__The request__
Check each line of the material below for "abundant", then copy the ones that contain it.

__Input__
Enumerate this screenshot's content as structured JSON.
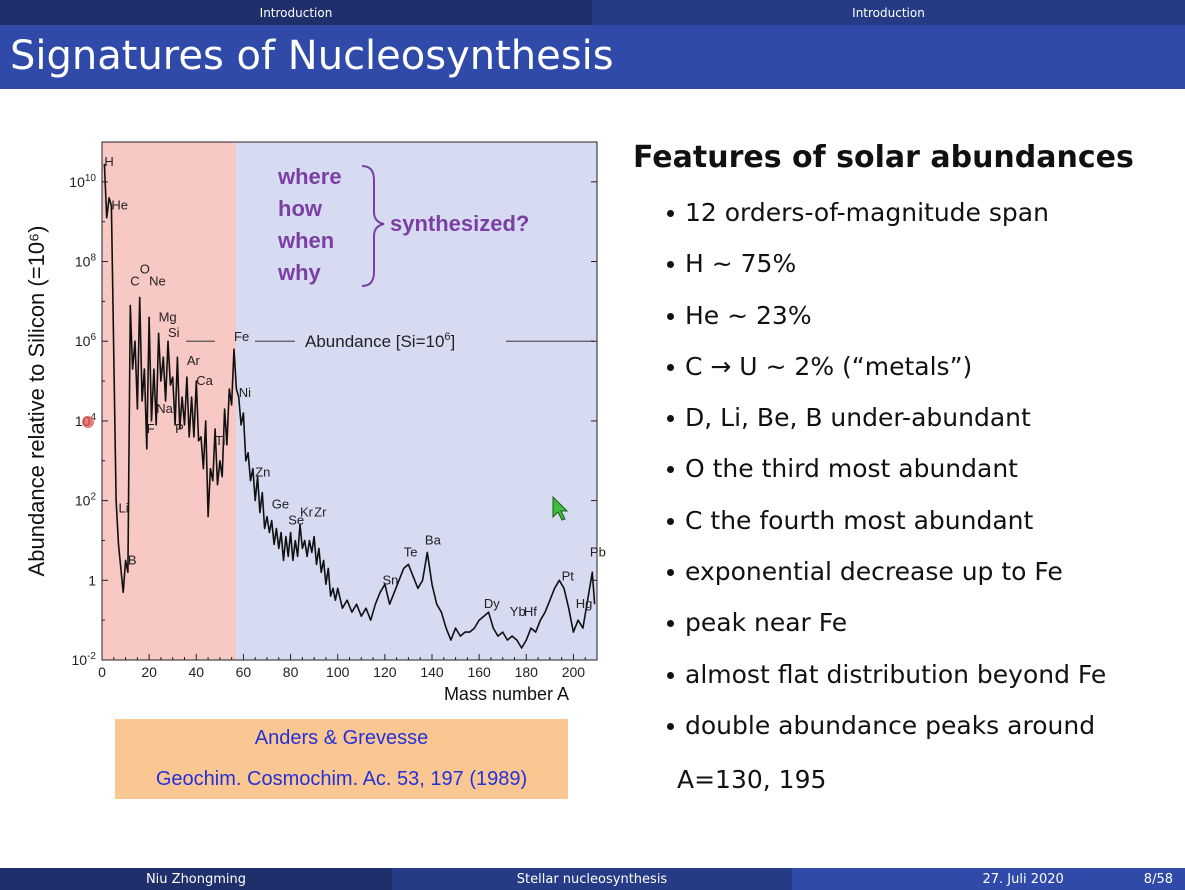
{
  "header": {
    "nav_left": "Introduction",
    "nav_right": "Introduction",
    "title": "Signatures of Nucleosynthesis"
  },
  "chart_data": {
    "type": "line",
    "xlabel": "Mass number A",
    "ylabel": "Abundance relative to Silicon (=10⁶)",
    "xlim": [
      0,
      210
    ],
    "ylim_log10": [
      -2,
      11
    ],
    "log_y": true,
    "x_ticks": [
      "0",
      "20",
      "40",
      "60",
      "80",
      "100",
      "120",
      "140",
      "160",
      "180",
      "200"
    ],
    "y_ticks": [
      {
        "base": "10",
        "exp": "10"
      },
      {
        "base": "10",
        "exp": "8"
      },
      {
        "base": "10",
        "exp": "6"
      },
      {
        "base": "10",
        "exp": "4"
      },
      {
        "base": "10",
        "exp": "2"
      },
      {
        "base": "1",
        "exp": ""
      },
      {
        "base": "10",
        "exp": "-2"
      }
    ],
    "shaded_regions": [
      {
        "from": 0,
        "to": 57,
        "color": "#f7c8c4"
      },
      {
        "from": 57,
        "to": 210,
        "color": "#d6dbf1"
      }
    ],
    "reference_line": {
      "label": "Abundance [Si=10",
      "sup": "6",
      "label_end": "]",
      "y_log10": 6
    },
    "annotation": {
      "words": [
        "where",
        "how",
        "when",
        "why"
      ],
      "text": "synthesized?",
      "color": "#7b3fa3"
    },
    "element_labels": [
      {
        "t": "H",
        "x": 1,
        "y": 10.4
      },
      {
        "t": "He",
        "x": 4,
        "y": 9.3
      },
      {
        "t": "C",
        "x": 12,
        "y": 7.4
      },
      {
        "t": "O",
        "x": 16,
        "y": 7.7
      },
      {
        "t": "Ne",
        "x": 20,
        "y": 7.4
      },
      {
        "t": "Mg",
        "x": 24,
        "y": 6.5
      },
      {
        "t": "Si",
        "x": 28,
        "y": 6.1
      },
      {
        "t": "Fe",
        "x": 56,
        "y": 6.0
      },
      {
        "t": "Ar",
        "x": 36,
        "y": 5.4
      },
      {
        "t": "Ca",
        "x": 40,
        "y": 4.9
      },
      {
        "t": "Ni",
        "x": 58,
        "y": 4.6
      },
      {
        "t": "Na",
        "x": 23,
        "y": 4.2
      },
      {
        "t": "F",
        "x": 19,
        "y": 3.7
      },
      {
        "t": "P",
        "x": 31,
        "y": 3.7
      },
      {
        "t": "Ti",
        "x": 48,
        "y": 3.4
      },
      {
        "t": "Zn",
        "x": 65,
        "y": 2.6
      },
      {
        "t": "Ge",
        "x": 72,
        "y": 1.8
      },
      {
        "t": "Se",
        "x": 79,
        "y": 1.4
      },
      {
        "t": "Kr",
        "x": 84,
        "y": 1.6
      },
      {
        "t": "Zr",
        "x": 90,
        "y": 1.6
      },
      {
        "t": "Li",
        "x": 7,
        "y": 1.7
      },
      {
        "t": "B",
        "x": 11,
        "y": 0.4
      },
      {
        "t": "Te",
        "x": 128,
        "y": 0.6
      },
      {
        "t": "Ba",
        "x": 137,
        "y": 0.9
      },
      {
        "t": "Sn",
        "x": 119,
        "y": -0.1
      },
      {
        "t": "Dy",
        "x": 162,
        "y": -0.7
      },
      {
        "t": "Yb",
        "x": 173,
        "y": -0.9
      },
      {
        "t": "Hf",
        "x": 179,
        "y": -0.9
      },
      {
        "t": "Pt",
        "x": 195,
        "y": 0.0
      },
      {
        "t": "Pb",
        "x": 207,
        "y": 0.6
      },
      {
        "t": "Hg",
        "x": 201,
        "y": -0.7
      }
    ],
    "series": [
      {
        "points": [
          [
            1,
            10.45
          ],
          [
            2,
            9.1
          ],
          [
            3,
            9.6
          ],
          [
            4,
            9.4
          ],
          [
            6,
            2.0
          ],
          [
            7,
            0.9
          ],
          [
            9,
            -0.3
          ],
          [
            10,
            0.5
          ],
          [
            11,
            0.2
          ],
          [
            12,
            6.9
          ],
          [
            13,
            5.3
          ],
          [
            14,
            6.0
          ],
          [
            15,
            4.3
          ],
          [
            16,
            7.1
          ],
          [
            17,
            4.5
          ],
          [
            18,
            5.3
          ],
          [
            19,
            3.3
          ],
          [
            20,
            6.6
          ],
          [
            21,
            4.0
          ],
          [
            22,
            5.3
          ],
          [
            23,
            3.9
          ],
          [
            24,
            6.2
          ],
          [
            25,
            5.0
          ],
          [
            26,
            5.6
          ],
          [
            27,
            4.5
          ],
          [
            28,
            6.0
          ],
          [
            29,
            4.9
          ],
          [
            30,
            5.1
          ],
          [
            31,
            3.9
          ],
          [
            32,
            5.6
          ],
          [
            33,
            3.8
          ],
          [
            34,
            4.6
          ],
          [
            35,
            3.9
          ],
          [
            36,
            5.1
          ],
          [
            37,
            3.6
          ],
          [
            38,
            4.6
          ],
          [
            39,
            3.6
          ],
          [
            40,
            5.0
          ],
          [
            41,
            3.5
          ],
          [
            42,
            3.6
          ],
          [
            43,
            2.8
          ],
          [
            44,
            4.0
          ],
          [
            45,
            1.6
          ],
          [
            46,
            2.8
          ],
          [
            47,
            2.5
          ],
          [
            48,
            3.8
          ],
          [
            49,
            2.4
          ],
          [
            50,
            3.0
          ],
          [
            51,
            2.6
          ],
          [
            52,
            4.3
          ],
          [
            53,
            3.4
          ],
          [
            54,
            4.8
          ],
          [
            55,
            4.4
          ],
          [
            56,
            5.8
          ],
          [
            57,
            4.8
          ],
          [
            58,
            4.6
          ],
          [
            59,
            3.9
          ],
          [
            60,
            4.2
          ],
          [
            61,
            3.0
          ],
          [
            62,
            3.2
          ],
          [
            63,
            2.5
          ],
          [
            64,
            2.8
          ],
          [
            65,
            2.0
          ],
          [
            66,
            2.6
          ],
          [
            67,
            1.7
          ],
          [
            68,
            2.2
          ],
          [
            69,
            1.3
          ],
          [
            70,
            1.6
          ],
          [
            71,
            1.2
          ],
          [
            72,
            1.5
          ],
          [
            73,
            0.9
          ],
          [
            74,
            1.3
          ],
          [
            75,
            0.8
          ],
          [
            76,
            1.2
          ],
          [
            77,
            0.5
          ],
          [
            78,
            1.1
          ],
          [
            79,
            0.6
          ],
          [
            80,
            1.2
          ],
          [
            81,
            0.5
          ],
          [
            82,
            1.0
          ],
          [
            83,
            0.6
          ],
          [
            84,
            1.4
          ],
          [
            85,
            0.8
          ],
          [
            86,
            1.0
          ],
          [
            87,
            0.6
          ],
          [
            88,
            1.0
          ],
          [
            89,
            0.7
          ],
          [
            90,
            1.1
          ],
          [
            91,
            0.4
          ],
          [
            92,
            0.8
          ],
          [
            93,
            0.2
          ],
          [
            94,
            0.5
          ],
          [
            95,
            -0.1
          ],
          [
            96,
            0.3
          ],
          [
            97,
            -0.4
          ],
          [
            98,
            -0.2
          ],
          [
            99,
            -0.5
          ],
          [
            100,
            -0.2
          ],
          [
            102,
            -0.7
          ],
          [
            104,
            -0.5
          ],
          [
            106,
            -0.8
          ],
          [
            108,
            -0.6
          ],
          [
            110,
            -0.9
          ],
          [
            112,
            -0.7
          ],
          [
            114,
            -1.0
          ],
          [
            116,
            -0.6
          ],
          [
            118,
            -0.3
          ],
          [
            120,
            -0.1
          ],
          [
            122,
            -0.6
          ],
          [
            124,
            -0.3
          ],
          [
            126,
            0.0
          ],
          [
            128,
            0.3
          ],
          [
            130,
            0.4
          ],
          [
            132,
            0.1
          ],
          [
            134,
            -0.2
          ],
          [
            136,
            0.0
          ],
          [
            138,
            0.7
          ],
          [
            140,
            -0.1
          ],
          [
            142,
            -0.6
          ],
          [
            144,
            -0.8
          ],
          [
            146,
            -1.2
          ],
          [
            148,
            -1.5
          ],
          [
            150,
            -1.2
          ],
          [
            152,
            -1.4
          ],
          [
            154,
            -1.3
          ],
          [
            156,
            -1.3
          ],
          [
            158,
            -1.2
          ],
          [
            160,
            -1.0
          ],
          [
            162,
            -0.9
          ],
          [
            164,
            -0.8
          ],
          [
            166,
            -1.2
          ],
          [
            168,
            -1.4
          ],
          [
            170,
            -1.3
          ],
          [
            172,
            -1.5
          ],
          [
            174,
            -1.4
          ],
          [
            176,
            -1.5
          ],
          [
            178,
            -1.7
          ],
          [
            180,
            -1.5
          ],
          [
            182,
            -1.2
          ],
          [
            184,
            -1.3
          ],
          [
            186,
            -1.0
          ],
          [
            188,
            -0.8
          ],
          [
            190,
            -0.5
          ],
          [
            192,
            -0.2
          ],
          [
            194,
            0.0
          ],
          [
            196,
            -0.2
          ],
          [
            198,
            -0.7
          ],
          [
            200,
            -1.3
          ],
          [
            202,
            -1.0
          ],
          [
            204,
            -1.2
          ],
          [
            206,
            -0.5
          ],
          [
            208,
            0.2
          ],
          [
            209,
            -0.6
          ]
        ],
        "color": "#111111"
      }
    ]
  },
  "citation": {
    "line1": "Anders & Grevesse",
    "line2": "Geochim. Cosmochim. Ac. 53, 197 (1989)"
  },
  "features": {
    "title": "Features of solar abundances",
    "items": [
      "12 orders-of-magnitude span",
      "H ~ 75%",
      "He ~ 23%",
      "C → U ~ 2% (“metals”)",
      "D, Li, Be, B under-abundant",
      "O the third most abundant",
      "C the fourth most abundant",
      "exponential decrease up to Fe",
      "peak near Fe",
      "almost flat distribution beyond Fe",
      "double abundance peaks around"
    ],
    "continuation": "A=130, 195"
  },
  "footer": {
    "author": "Niu Zhongming",
    "talk": "Stellar nucleosynthesis",
    "date": "27. Juli 2020",
    "page": "8/58"
  }
}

__Exercise response__
      "D, Li, Be, B under-abundant",
      "O the third most abundant",
      "C the fourth most abundant",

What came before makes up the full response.